**To be done:**
Copy out all the lines where "name" shows up.

**The data:**
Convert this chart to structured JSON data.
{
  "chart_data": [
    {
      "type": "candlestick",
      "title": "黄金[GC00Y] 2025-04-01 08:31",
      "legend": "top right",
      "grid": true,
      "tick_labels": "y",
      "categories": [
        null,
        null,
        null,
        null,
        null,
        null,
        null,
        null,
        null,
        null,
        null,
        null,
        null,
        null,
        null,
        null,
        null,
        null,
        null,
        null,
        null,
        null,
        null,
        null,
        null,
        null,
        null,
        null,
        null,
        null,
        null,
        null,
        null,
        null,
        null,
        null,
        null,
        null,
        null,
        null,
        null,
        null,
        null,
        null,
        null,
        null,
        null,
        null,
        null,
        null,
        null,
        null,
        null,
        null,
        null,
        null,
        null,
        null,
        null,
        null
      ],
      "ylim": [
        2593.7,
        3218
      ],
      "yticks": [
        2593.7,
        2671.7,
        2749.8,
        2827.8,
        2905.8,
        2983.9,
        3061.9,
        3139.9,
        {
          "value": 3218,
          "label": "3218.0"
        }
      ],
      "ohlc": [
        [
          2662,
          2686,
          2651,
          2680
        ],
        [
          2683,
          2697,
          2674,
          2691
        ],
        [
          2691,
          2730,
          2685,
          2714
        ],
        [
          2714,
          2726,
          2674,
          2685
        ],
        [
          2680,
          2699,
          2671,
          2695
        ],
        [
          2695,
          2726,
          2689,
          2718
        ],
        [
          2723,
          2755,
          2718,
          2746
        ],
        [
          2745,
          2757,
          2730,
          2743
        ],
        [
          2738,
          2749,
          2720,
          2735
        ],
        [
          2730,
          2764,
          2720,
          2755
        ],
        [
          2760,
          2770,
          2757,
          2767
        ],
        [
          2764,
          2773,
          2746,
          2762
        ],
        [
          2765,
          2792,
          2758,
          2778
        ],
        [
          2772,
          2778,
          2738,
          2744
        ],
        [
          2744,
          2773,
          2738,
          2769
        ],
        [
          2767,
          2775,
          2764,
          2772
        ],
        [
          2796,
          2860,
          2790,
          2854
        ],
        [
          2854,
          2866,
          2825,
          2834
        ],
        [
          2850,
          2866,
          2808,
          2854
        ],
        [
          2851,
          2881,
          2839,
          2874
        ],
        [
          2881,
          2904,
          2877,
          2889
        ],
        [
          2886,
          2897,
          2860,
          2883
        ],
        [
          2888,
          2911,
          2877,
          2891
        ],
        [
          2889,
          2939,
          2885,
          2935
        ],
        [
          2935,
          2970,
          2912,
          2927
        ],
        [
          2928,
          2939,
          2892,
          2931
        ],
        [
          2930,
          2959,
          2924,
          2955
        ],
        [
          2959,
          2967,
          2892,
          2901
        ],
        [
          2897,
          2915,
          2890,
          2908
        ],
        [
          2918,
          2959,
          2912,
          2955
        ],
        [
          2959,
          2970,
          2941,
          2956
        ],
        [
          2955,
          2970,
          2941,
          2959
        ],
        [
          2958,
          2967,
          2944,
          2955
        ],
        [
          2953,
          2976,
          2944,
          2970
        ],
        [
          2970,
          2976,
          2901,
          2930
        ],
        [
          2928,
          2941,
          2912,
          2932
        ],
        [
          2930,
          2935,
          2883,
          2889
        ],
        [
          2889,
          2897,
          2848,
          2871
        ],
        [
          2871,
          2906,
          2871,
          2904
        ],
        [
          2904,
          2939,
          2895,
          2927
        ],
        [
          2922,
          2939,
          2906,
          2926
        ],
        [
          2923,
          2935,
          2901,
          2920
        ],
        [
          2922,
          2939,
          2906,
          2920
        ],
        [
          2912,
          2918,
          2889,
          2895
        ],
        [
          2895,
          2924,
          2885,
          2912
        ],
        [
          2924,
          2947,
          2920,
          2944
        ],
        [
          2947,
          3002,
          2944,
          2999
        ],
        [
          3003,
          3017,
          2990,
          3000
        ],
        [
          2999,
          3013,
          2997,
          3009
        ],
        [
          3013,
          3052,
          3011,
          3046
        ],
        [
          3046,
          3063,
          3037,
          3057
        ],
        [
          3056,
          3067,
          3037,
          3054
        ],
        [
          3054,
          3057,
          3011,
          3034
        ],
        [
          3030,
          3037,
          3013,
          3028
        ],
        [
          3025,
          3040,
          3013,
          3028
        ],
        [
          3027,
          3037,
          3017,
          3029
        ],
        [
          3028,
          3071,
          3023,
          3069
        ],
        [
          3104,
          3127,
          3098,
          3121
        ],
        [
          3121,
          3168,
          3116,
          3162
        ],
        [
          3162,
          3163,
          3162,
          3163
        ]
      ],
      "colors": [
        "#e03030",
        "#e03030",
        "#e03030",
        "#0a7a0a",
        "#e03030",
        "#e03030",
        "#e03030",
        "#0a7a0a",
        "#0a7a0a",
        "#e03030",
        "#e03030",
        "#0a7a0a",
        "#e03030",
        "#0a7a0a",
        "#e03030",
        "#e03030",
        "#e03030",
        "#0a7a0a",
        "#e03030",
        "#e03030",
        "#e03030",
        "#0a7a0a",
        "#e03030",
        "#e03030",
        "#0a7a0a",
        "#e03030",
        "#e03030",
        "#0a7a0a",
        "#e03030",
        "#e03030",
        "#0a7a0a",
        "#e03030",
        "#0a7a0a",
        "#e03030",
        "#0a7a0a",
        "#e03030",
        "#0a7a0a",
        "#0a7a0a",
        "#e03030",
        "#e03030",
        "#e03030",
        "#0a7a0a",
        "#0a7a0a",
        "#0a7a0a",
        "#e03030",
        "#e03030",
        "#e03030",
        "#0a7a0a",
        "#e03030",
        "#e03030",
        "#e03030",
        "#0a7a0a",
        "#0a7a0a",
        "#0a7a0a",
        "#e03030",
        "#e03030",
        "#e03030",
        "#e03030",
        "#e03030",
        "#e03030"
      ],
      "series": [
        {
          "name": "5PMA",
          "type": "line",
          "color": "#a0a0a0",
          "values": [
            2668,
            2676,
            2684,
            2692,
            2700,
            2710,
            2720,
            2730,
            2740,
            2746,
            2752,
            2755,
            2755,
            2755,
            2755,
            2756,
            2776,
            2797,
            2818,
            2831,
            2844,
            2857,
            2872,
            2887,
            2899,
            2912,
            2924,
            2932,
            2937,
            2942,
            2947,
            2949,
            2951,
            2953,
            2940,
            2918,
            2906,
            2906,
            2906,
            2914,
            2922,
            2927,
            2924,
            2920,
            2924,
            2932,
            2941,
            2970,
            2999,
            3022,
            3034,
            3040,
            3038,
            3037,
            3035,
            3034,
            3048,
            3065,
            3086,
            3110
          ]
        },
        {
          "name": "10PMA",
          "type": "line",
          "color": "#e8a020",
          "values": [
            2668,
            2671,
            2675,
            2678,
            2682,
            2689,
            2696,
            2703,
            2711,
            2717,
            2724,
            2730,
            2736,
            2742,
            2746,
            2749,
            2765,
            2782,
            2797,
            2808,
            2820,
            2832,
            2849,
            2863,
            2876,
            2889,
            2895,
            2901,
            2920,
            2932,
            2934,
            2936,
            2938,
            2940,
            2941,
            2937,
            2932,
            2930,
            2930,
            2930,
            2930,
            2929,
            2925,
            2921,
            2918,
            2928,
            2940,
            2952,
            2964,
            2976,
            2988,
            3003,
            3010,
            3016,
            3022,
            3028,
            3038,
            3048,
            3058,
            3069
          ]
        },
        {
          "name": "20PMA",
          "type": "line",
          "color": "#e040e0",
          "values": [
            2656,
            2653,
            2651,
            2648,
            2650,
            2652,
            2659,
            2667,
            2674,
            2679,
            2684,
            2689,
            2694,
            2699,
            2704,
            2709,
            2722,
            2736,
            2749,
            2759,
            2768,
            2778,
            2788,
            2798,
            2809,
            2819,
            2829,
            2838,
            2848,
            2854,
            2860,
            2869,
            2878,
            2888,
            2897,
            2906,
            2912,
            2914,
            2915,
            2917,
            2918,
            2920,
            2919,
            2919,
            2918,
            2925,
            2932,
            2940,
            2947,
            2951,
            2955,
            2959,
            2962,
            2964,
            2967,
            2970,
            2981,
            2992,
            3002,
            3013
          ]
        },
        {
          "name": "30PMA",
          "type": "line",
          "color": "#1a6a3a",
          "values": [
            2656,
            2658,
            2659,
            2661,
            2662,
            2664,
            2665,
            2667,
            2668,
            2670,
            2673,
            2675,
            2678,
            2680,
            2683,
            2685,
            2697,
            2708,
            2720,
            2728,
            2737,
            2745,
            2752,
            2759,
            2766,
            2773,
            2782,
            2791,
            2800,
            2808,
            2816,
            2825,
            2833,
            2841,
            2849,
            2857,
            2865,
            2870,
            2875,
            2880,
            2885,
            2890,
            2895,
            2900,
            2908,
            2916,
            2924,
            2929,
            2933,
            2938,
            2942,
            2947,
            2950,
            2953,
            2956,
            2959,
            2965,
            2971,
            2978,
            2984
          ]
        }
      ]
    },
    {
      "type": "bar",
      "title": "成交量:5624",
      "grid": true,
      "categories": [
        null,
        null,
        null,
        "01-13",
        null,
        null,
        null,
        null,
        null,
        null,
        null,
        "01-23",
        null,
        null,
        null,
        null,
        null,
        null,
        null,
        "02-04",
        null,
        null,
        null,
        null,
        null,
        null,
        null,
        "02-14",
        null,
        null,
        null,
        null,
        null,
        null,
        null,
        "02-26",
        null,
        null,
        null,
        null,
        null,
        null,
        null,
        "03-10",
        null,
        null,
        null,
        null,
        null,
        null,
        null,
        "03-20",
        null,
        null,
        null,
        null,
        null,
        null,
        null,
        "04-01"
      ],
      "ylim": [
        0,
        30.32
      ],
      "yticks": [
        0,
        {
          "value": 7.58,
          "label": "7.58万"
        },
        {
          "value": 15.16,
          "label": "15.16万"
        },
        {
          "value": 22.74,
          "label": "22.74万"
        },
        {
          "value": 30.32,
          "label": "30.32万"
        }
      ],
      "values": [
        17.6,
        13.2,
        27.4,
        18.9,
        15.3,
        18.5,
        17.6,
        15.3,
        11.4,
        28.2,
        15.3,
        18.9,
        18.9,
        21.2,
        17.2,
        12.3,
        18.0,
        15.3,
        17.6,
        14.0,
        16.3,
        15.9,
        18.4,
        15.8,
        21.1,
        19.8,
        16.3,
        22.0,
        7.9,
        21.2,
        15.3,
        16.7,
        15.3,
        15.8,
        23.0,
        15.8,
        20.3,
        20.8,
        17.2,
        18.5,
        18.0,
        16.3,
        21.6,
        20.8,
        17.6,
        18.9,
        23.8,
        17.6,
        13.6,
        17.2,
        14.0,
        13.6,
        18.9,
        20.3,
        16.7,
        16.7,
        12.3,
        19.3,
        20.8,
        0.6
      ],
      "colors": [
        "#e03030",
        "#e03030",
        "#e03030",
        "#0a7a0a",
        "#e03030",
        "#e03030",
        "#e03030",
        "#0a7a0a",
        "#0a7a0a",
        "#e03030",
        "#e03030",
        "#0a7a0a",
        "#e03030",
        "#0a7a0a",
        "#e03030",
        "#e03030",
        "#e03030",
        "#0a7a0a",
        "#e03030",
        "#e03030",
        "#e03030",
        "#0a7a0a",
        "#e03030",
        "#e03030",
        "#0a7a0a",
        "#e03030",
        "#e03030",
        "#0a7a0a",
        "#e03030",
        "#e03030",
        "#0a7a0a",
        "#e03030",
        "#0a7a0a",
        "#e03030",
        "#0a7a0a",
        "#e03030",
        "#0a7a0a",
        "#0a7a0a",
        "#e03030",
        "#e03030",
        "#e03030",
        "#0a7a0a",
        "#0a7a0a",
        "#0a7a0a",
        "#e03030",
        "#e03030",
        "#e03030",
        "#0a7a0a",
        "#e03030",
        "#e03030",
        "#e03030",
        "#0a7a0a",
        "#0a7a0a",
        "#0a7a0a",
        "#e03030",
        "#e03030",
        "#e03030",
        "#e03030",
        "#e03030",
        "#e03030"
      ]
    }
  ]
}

**Answer:**
          "name": "5PMA",
          "name": "10PMA",
          "name": "20PMA",
          "name": "30PMA",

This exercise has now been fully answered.